*DIRECTIVE*. Give the listing below again in full, exactly as written.

[Collected data entries]
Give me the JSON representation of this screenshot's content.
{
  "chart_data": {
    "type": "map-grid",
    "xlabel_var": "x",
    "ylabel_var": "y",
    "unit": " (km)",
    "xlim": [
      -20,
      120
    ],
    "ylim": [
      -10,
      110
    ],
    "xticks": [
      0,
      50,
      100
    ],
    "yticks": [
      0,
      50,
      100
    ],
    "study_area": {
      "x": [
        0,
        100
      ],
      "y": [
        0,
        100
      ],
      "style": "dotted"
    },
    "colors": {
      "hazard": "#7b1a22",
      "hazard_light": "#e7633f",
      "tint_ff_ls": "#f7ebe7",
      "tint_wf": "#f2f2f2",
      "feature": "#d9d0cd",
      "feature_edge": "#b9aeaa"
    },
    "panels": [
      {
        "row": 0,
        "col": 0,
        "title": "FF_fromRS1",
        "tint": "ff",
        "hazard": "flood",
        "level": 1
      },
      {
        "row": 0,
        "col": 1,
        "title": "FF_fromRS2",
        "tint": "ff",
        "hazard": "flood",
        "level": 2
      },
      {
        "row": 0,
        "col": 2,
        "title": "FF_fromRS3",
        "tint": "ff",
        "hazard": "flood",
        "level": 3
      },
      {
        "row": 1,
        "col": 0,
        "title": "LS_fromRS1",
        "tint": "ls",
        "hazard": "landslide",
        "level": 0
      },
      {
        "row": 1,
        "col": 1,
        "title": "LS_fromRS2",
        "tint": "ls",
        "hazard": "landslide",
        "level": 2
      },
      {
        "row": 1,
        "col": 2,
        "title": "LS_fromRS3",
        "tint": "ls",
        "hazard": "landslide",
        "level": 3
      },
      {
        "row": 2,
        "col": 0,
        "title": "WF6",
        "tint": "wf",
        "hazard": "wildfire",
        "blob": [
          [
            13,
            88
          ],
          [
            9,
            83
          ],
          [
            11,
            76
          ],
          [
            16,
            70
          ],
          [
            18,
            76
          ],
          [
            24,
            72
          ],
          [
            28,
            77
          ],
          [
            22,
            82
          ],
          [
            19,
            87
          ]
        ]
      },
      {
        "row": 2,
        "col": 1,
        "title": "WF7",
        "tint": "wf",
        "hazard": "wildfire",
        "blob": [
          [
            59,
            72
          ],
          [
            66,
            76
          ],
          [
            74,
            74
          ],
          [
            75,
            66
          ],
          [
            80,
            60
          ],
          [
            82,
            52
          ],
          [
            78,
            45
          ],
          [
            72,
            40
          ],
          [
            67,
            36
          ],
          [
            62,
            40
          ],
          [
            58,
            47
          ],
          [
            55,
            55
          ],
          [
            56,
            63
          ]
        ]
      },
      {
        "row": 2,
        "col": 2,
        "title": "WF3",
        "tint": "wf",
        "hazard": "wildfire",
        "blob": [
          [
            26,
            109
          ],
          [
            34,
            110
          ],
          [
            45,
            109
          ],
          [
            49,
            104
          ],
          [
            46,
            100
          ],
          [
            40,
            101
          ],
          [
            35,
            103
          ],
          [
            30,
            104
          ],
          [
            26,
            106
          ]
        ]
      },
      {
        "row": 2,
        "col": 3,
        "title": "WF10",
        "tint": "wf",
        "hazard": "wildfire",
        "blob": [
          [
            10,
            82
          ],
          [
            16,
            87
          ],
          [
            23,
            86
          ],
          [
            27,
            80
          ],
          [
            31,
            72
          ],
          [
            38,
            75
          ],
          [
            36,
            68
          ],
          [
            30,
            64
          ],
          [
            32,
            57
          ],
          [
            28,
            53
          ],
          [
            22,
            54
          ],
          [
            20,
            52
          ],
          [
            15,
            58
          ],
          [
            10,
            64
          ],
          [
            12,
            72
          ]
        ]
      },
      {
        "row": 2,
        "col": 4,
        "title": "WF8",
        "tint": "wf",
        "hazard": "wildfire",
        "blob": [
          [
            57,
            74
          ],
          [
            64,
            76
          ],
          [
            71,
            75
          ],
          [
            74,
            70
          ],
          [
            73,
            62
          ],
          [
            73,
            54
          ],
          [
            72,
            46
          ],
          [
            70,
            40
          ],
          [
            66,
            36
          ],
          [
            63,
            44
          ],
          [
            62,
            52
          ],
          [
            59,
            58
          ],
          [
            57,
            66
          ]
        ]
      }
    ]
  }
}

*OUTPUT FOR THIS TASK*.
Give me the JSON representation of this screenshot's content.
{
  "chart_data": {
    "type": "map-grid",
    "xlabel_var": "x",
    "ylabel_var": "y",
    "unit": " (km)",
    "xlim": [
      -20,
      120
    ],
    "ylim": [
      -10,
      110
    ],
    "xticks": [
      0,
      50,
      100
    ],
    "yticks": [
      0,
      50,
      100
    ],
    "study_area": {
      "x": [
        0,
        100
      ],
      "y": [
        0,
        100
      ],
      "style": "dotted"
    },
    "colors": {
      "hazard": "#7b1a22",
      "hazard_light": "#e7633f",
      "tint_ff_ls": "#f7ebe7",
      "tint_wf": "#f2f2f2",
      "feature": "#d9d0cd",
      "feature_edge": "#b9aeaa"
    },
    "panels": [
      {
        "row": 0,
        "col": 0,
        "title": "FF_fromRS1",
        "tint": "ff",
        "hazard": "flood",
        "level": 1
      },
      {
        "row": 0,
        "col": 1,
        "title": "FF_fromRS2",
        "tint": "ff",
        "hazard": "flood",
        "level": 2
      },
      {
        "row": 0,
        "col": 2,
        "title": "FF_fromRS3",
        "tint": "ff",
        "hazard": "flood",
        "level": 3
      },
      {
        "row": 1,
        "col": 0,
        "title": "LS_fromRS1",
        "tint": "ls",
        "hazard": "landslide",
        "level": 0
      },
      {
        "row": 1,
        "col": 1,
        "title": "LS_fromRS2",
        "tint": "ls",
        "hazard": "landslide",
        "level": 2
      },
      {
        "row": 1,
        "col": 2,
        "title": "LS_fromRS3",
        "tint": "ls",
        "hazard": "landslide",
        "level": 3
      },
      {
        "row": 2,
        "col": 0,
        "title": "WF6",
        "tint": "wf",
        "hazard": "wildfire",
        "blob": [
          [
            13,
            88
          ],
          [
            9,
            83
          ],
          [
            11,
            76
          ],
          [
            16,
            70
          ],
          [
            18,
            76
          ],
          [
            24,
            72
          ],
          [
            28,
            77
          ],
          [
            22,
            82
          ],
          [
            19,
            87
          ]
        ]
      },
      {
        "row": 2,
        "col": 1,
        "title": "WF7",
        "tint": "wf",
        "hazard": "wildfire",
        "blob": [
          [
            59,
            72
          ],
          [
            66,
            76
          ],
          [
            74,
            74
          ],
          [
            75,
            66
          ],
          [
            80,
            60
          ],
          [
            82,
            52
          ],
          [
            78,
            45
          ],
          [
            72,
            40
          ],
          [
            67,
            36
          ],
          [
            62,
            40
          ],
          [
            58,
            47
          ],
          [
            55,
            55
          ],
          [
            56,
            63
          ]
        ]
      },
      {
        "row": 2,
        "col": 2,
        "title": "WF3",
        "tint": "wf",
        "hazard": "wildfire",
        "blob": [
          [
            26,
            109
          ],
          [
            34,
            110
          ],
          [
            45,
            109
          ],
          [
            49,
            104
          ],
          [
            46,
            100
          ],
          [
            40,
            101
          ],
          [
            35,
            103
          ],
          [
            30,
            104
          ],
          [
            26,
            106
          ]
        ]
      },
      {
        "row": 2,
        "col": 3,
        "title": "WF10",
        "tint": "wf",
        "hazard": "wildfire",
        "blob": [
          [
            10,
            82
          ],
          [
            16,
            87
          ],
          [
            23,
            86
          ],
          [
            27,
            80
          ],
          [
            31,
            72
          ],
          [
            38,
            75
          ],
          [
            36,
            68
          ],
          [
            30,
            64
          ],
          [
            32,
            57
          ],
          [
            28,
            53
          ],
          [
            22,
            54
          ],
          [
            20,
            52
          ],
          [
            15,
            58
          ],
          [
            10,
            64
          ],
          [
            12,
            72
          ]
        ]
      },
      {
        "row": 2,
        "col": 4,
        "title": "WF8",
        "tint": "wf",
        "hazard": "wildfire",
        "blob": [
          [
            57,
            74
          ],
          [
            64,
            76
          ],
          [
            71,
            75
          ],
          [
            74,
            70
          ],
          [
            73,
            62
          ],
          [
            73,
            54
          ],
          [
            72,
            46
          ],
          [
            70,
            40
          ],
          [
            66,
            36
          ],
          [
            63,
            44
          ],
          [
            62,
            52
          ],
          [
            59,
            58
          ],
          [
            57,
            66
          ]
        ]
      }
    ]
  }
}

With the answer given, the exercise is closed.